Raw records
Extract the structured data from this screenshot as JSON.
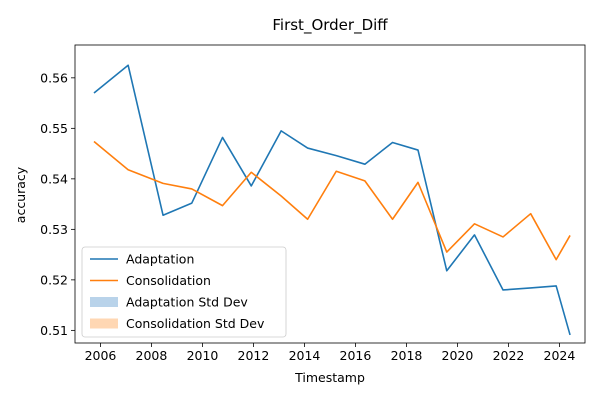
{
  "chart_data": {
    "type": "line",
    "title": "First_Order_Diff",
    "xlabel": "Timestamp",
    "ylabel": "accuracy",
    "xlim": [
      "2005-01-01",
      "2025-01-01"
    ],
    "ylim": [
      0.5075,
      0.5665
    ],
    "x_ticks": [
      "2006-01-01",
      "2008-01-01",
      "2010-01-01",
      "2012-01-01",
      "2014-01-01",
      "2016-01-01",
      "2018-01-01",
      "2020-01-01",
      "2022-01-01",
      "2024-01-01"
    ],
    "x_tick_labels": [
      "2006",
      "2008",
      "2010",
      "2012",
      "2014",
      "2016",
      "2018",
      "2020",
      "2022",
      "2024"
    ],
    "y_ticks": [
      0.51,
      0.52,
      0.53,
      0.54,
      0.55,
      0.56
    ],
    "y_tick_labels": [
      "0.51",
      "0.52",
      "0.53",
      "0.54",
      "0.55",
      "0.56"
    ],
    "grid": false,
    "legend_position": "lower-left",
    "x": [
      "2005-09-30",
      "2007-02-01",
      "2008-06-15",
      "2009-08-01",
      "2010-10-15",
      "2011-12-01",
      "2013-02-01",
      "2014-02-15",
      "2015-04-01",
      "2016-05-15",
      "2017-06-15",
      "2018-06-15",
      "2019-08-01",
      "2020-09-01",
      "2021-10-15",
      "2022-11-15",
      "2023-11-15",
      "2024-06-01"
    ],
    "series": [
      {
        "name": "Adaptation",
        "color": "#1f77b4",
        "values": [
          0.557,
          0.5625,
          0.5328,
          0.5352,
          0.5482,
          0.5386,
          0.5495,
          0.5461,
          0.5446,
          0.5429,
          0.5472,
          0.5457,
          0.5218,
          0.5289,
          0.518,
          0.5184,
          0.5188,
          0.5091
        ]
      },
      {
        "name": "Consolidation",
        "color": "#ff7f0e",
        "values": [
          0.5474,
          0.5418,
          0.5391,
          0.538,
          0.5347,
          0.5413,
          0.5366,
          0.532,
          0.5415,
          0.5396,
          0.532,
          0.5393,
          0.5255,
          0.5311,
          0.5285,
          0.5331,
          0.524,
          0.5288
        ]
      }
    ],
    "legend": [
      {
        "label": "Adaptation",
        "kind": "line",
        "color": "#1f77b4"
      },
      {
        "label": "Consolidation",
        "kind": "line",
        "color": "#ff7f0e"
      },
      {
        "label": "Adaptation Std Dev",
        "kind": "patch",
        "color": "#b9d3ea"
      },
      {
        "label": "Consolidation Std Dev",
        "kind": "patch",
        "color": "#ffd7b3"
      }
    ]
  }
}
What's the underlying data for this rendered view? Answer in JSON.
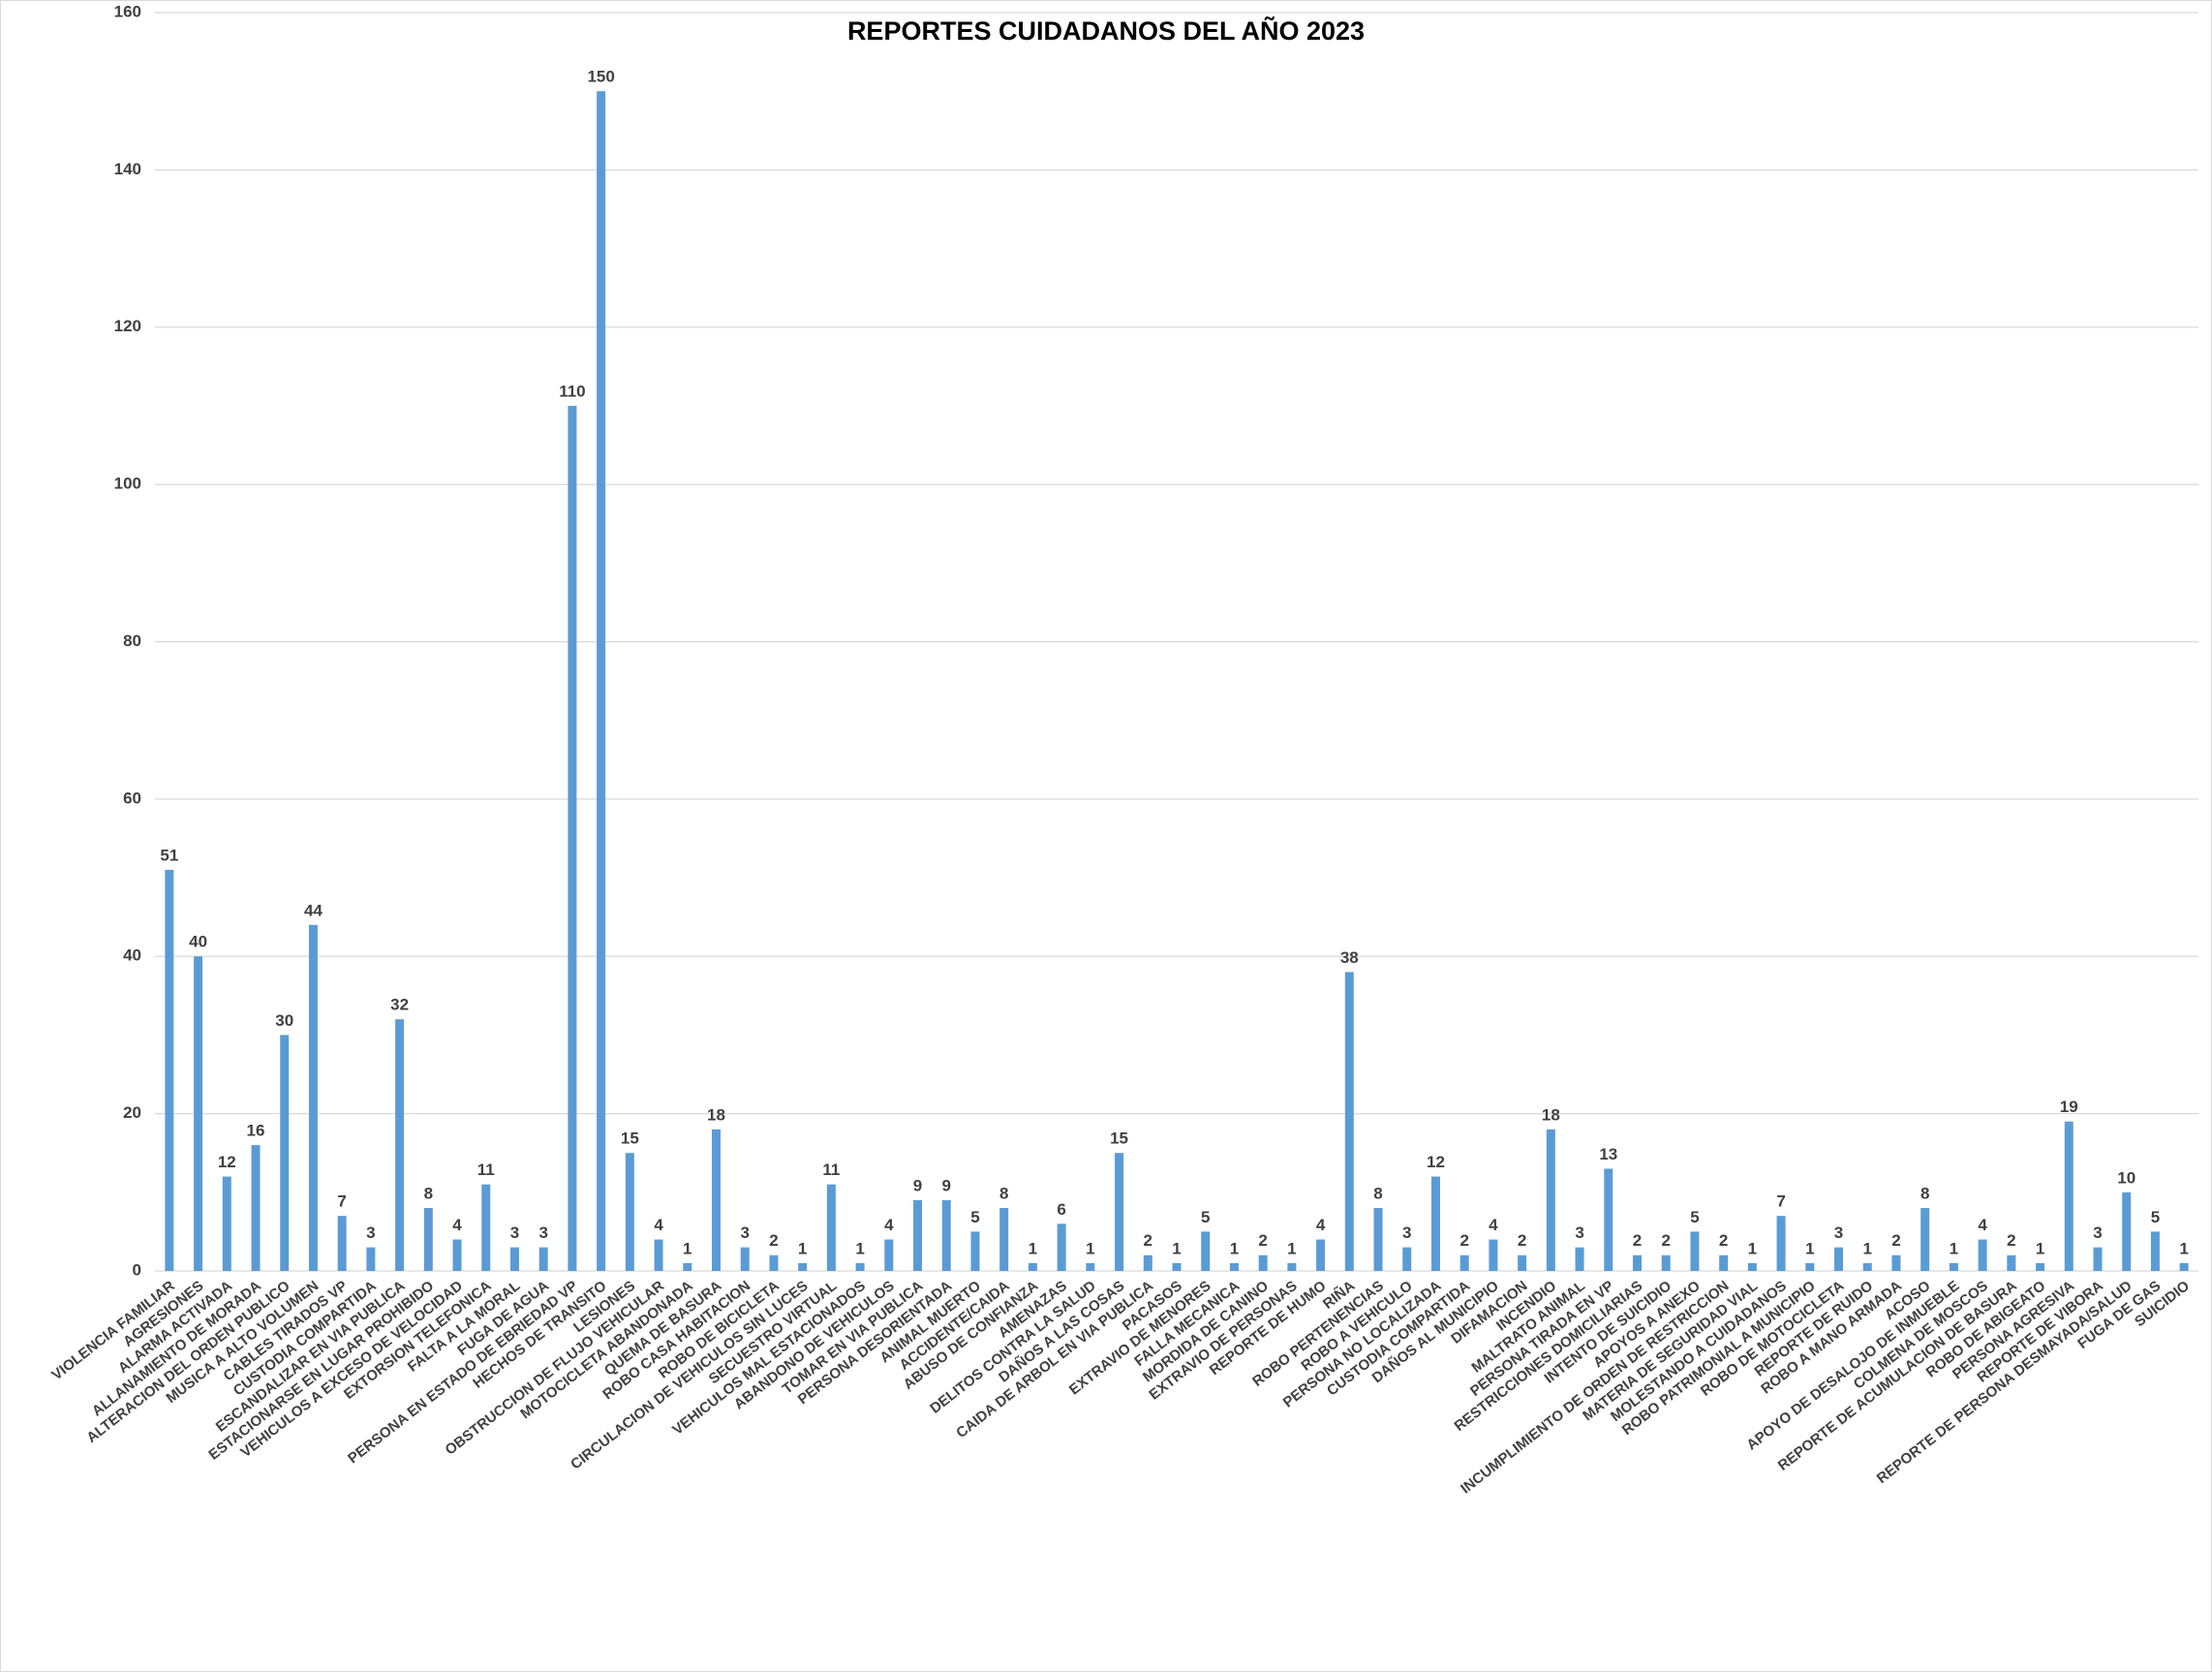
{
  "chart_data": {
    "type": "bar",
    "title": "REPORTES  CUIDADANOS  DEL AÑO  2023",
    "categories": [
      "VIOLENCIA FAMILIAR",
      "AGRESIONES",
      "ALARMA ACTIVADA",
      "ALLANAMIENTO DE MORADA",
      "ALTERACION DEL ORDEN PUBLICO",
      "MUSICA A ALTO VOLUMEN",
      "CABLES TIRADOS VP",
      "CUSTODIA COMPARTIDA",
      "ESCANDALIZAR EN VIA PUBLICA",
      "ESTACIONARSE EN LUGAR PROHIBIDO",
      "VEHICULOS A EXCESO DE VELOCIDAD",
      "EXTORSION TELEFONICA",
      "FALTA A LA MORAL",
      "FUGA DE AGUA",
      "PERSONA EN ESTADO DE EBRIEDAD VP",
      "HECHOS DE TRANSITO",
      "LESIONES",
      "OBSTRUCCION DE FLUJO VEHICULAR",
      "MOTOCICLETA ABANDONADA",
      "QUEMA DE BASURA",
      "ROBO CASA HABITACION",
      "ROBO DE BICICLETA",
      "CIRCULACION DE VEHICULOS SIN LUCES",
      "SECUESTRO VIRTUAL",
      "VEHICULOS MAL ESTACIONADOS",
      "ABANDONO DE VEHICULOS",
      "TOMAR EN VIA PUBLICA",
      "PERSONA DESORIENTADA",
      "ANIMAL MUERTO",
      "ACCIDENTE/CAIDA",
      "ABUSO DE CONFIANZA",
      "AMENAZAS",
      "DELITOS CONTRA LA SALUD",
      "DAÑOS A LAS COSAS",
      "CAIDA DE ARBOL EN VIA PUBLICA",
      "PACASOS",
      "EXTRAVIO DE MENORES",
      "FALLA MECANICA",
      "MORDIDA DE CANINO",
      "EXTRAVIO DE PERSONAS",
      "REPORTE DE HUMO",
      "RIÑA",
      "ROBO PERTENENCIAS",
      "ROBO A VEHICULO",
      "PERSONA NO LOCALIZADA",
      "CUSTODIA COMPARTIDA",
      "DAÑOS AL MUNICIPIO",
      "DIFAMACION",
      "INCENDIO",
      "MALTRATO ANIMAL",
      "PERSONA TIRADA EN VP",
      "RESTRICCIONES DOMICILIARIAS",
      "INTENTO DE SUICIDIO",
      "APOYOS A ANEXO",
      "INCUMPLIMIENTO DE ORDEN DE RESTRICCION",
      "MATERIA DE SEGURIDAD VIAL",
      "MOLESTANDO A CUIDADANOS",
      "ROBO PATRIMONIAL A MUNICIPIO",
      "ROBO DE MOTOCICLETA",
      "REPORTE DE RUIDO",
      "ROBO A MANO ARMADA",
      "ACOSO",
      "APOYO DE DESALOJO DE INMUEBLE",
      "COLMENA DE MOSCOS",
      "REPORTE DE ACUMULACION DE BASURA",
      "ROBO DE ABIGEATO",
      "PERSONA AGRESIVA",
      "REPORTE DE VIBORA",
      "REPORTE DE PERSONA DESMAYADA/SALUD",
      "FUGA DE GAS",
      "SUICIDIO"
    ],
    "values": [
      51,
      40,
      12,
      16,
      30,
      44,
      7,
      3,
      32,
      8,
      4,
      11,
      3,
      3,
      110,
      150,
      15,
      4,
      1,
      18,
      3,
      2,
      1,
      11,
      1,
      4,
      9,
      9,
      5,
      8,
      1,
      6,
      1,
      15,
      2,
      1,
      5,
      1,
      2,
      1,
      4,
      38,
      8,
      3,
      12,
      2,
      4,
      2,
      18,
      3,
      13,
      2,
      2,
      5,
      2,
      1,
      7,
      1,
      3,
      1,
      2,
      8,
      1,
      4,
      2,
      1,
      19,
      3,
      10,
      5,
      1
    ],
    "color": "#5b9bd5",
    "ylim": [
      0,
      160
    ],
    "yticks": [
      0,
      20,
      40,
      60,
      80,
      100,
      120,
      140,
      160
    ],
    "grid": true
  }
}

## WHAT YOU WILL DO
Make an exact copy of the whole listing, but don't bring over any pictures.

## RESULT
Extract the structured data from this screenshot as JSON.
{
  "chart_data": {
    "type": "line",
    "title": "First_Order_Diff",
    "xlabel": "Timestamp",
    "ylabel": "accuracy",
    "xlim": [
      "2005-01-01",
      "2025-01-01"
    ],
    "ylim": [
      0.5075,
      0.5665
    ],
    "x_ticks": [
      "2006-01-01",
      "2008-01-01",
      "2010-01-01",
      "2012-01-01",
      "2014-01-01",
      "2016-01-01",
      "2018-01-01",
      "2020-01-01",
      "2022-01-01",
      "2024-01-01"
    ],
    "x_tick_labels": [
      "2006",
      "2008",
      "2010",
      "2012",
      "2014",
      "2016",
      "2018",
      "2020",
      "2022",
      "2024"
    ],
    "y_ticks": [
      0.51,
      0.52,
      0.53,
      0.54,
      0.55,
      0.56
    ],
    "y_tick_labels": [
      "0.51",
      "0.52",
      "0.53",
      "0.54",
      "0.55",
      "0.56"
    ],
    "grid": false,
    "legend_position": "lower-left",
    "x": [
      "2005-09-30",
      "2007-02-01",
      "2008-06-15",
      "2009-08-01",
      "2010-10-15",
      "2011-12-01",
      "2013-02-01",
      "2014-02-15",
      "2015-04-01",
      "2016-05-15",
      "2017-06-15",
      "2018-06-15",
      "2019-08-01",
      "2020-09-01",
      "2021-10-15",
      "2022-11-15",
      "2023-11-15",
      "2024-06-01"
    ],
    "series": [
      {
        "name": "Adaptation",
        "color": "#1f77b4",
        "values": [
          0.557,
          0.5625,
          0.5328,
          0.5352,
          0.5482,
          0.5386,
          0.5495,
          0.5461,
          0.5446,
          0.5429,
          0.5472,
          0.5457,
          0.5218,
          0.5289,
          0.518,
          0.5184,
          0.5188,
          0.5091
        ]
      },
      {
        "name": "Consolidation",
        "color": "#ff7f0e",
        "values": [
          0.5474,
          0.5418,
          0.5391,
          0.538,
          0.5347,
          0.5413,
          0.5366,
          0.532,
          0.5415,
          0.5396,
          0.532,
          0.5393,
          0.5255,
          0.5311,
          0.5285,
          0.5331,
          0.524,
          0.5288
        ]
      }
    ],
    "legend": [
      {
        "label": "Adaptation",
        "kind": "line",
        "color": "#1f77b4"
      },
      {
        "label": "Consolidation",
        "kind": "line",
        "color": "#ff7f0e"
      },
      {
        "label": "Adaptation Std Dev",
        "kind": "patch",
        "color": "#b9d3ea"
      },
      {
        "label": "Consolidation Std Dev",
        "kind": "patch",
        "color": "#ffd7b3"
      }
    ]
  }
}
What's the underlying data for this rendered view? Answer in JSON.
{
  "chart_data": {
    "type": "bar",
    "title": "REPORTES  CUIDADANOS  DEL AÑO  2023",
    "categories": [
      "VIOLENCIA FAMILIAR",
      "AGRESIONES",
      "ALARMA ACTIVADA",
      "ALLANAMIENTO DE MORADA",
      "ALTERACION DEL ORDEN PUBLICO",
      "MUSICA A ALTO VOLUMEN",
      "CABLES TIRADOS VP",
      "CUSTODIA COMPARTIDA",
      "ESCANDALIZAR EN VIA PUBLICA",
      "ESTACIONARSE EN LUGAR PROHIBIDO",
      "VEHICULOS A EXCESO DE VELOCIDAD",
      "EXTORSION TELEFONICA",
      "FALTA A LA MORAL",
      "FUGA DE AGUA",
      "PERSONA EN ESTADO DE EBRIEDAD VP",
      "HECHOS DE TRANSITO",
      "LESIONES",
      "OBSTRUCCION DE FLUJO VEHICULAR",
      "MOTOCICLETA ABANDONADA",
      "QUEMA DE BASURA",
      "ROBO CASA HABITACION",
      "ROBO DE BICICLETA",
      "CIRCULACION DE VEHICULOS SIN LUCES",
      "SECUESTRO VIRTUAL",
      "VEHICULOS MAL ESTACIONADOS",
      "ABANDONO DE VEHICULOS",
      "TOMAR EN VIA PUBLICA",
      "PERSONA DESORIENTADA",
      "ANIMAL MUERTO",
      "ACCIDENTE/CAIDA",
      "ABUSO DE CONFIANZA",
      "AMENAZAS",
      "DELITOS CONTRA LA SALUD",
      "DAÑOS A LAS COSAS",
      "CAIDA DE ARBOL EN VIA PUBLICA",
      "PACASOS",
      "EXTRAVIO DE MENORES",
      "FALLA MECANICA",
      "MORDIDA DE CANINO",
      "EXTRAVIO DE PERSONAS",
      "REPORTE DE HUMO",
      "RIÑA",
      "ROBO PERTENENCIAS",
      "ROBO A VEHICULO",
      "PERSONA NO LOCALIZADA",
      "CUSTODIA COMPARTIDA",
      "DAÑOS AL MUNICIPIO",
      "DIFAMACION",
      "INCENDIO",
      "MALTRATO ANIMAL",
      "PERSONA TIRADA EN VP",
      "RESTRICCIONES DOMICILIARIAS",
      "INTENTO DE SUICIDIO",
      "APOYOS A ANEXO",
      "INCUMPLIMIENTO DE ORDEN DE RESTRICCION",
      "MATERIA DE SEGURIDAD VIAL",
      "MOLESTANDO A CUIDADANOS",
      "ROBO PATRIMONIAL A MUNICIPIO",
      "ROBO DE MOTOCICLETA",
      "REPORTE DE RUIDO",
      "ROBO A MANO ARMADA",
      "ACOSO",
      "APOYO DE DESALOJO DE INMUEBLE",
      "COLMENA DE MOSCOS",
      "REPORTE DE ACUMULACION DE BASURA",
      "ROBO DE ABIGEATO",
      "PERSONA AGRESIVA",
      "REPORTE DE VIBORA",
      "REPORTE DE PERSONA DESMAYADA/SALUD",
      "FUGA DE GAS",
      "SUICIDIO"
    ],
    "values": [
      51,
      40,
      12,
      16,
      30,
      44,
      7,
      3,
      32,
      8,
      4,
      11,
      3,
      3,
      110,
      150,
      15,
      4,
      1,
      18,
      3,
      2,
      1,
      11,
      1,
      4,
      9,
      9,
      5,
      8,
      1,
      6,
      1,
      15,
      2,
      1,
      5,
      1,
      2,
      1,
      4,
      38,
      8,
      3,
      12,
      2,
      4,
      2,
      18,
      3,
      13,
      2,
      2,
      5,
      2,
      1,
      7,
      1,
      3,
      1,
      2,
      8,
      1,
      4,
      2,
      1,
      19,
      3,
      10,
      5,
      1
    ],
    "color": "#5b9bd5",
    "ylim": [
      0,
      160
    ],
    "yticks": [
      0,
      20,
      40,
      60,
      80,
      100,
      120,
      140,
      160
    ],
    "grid": true
  }
}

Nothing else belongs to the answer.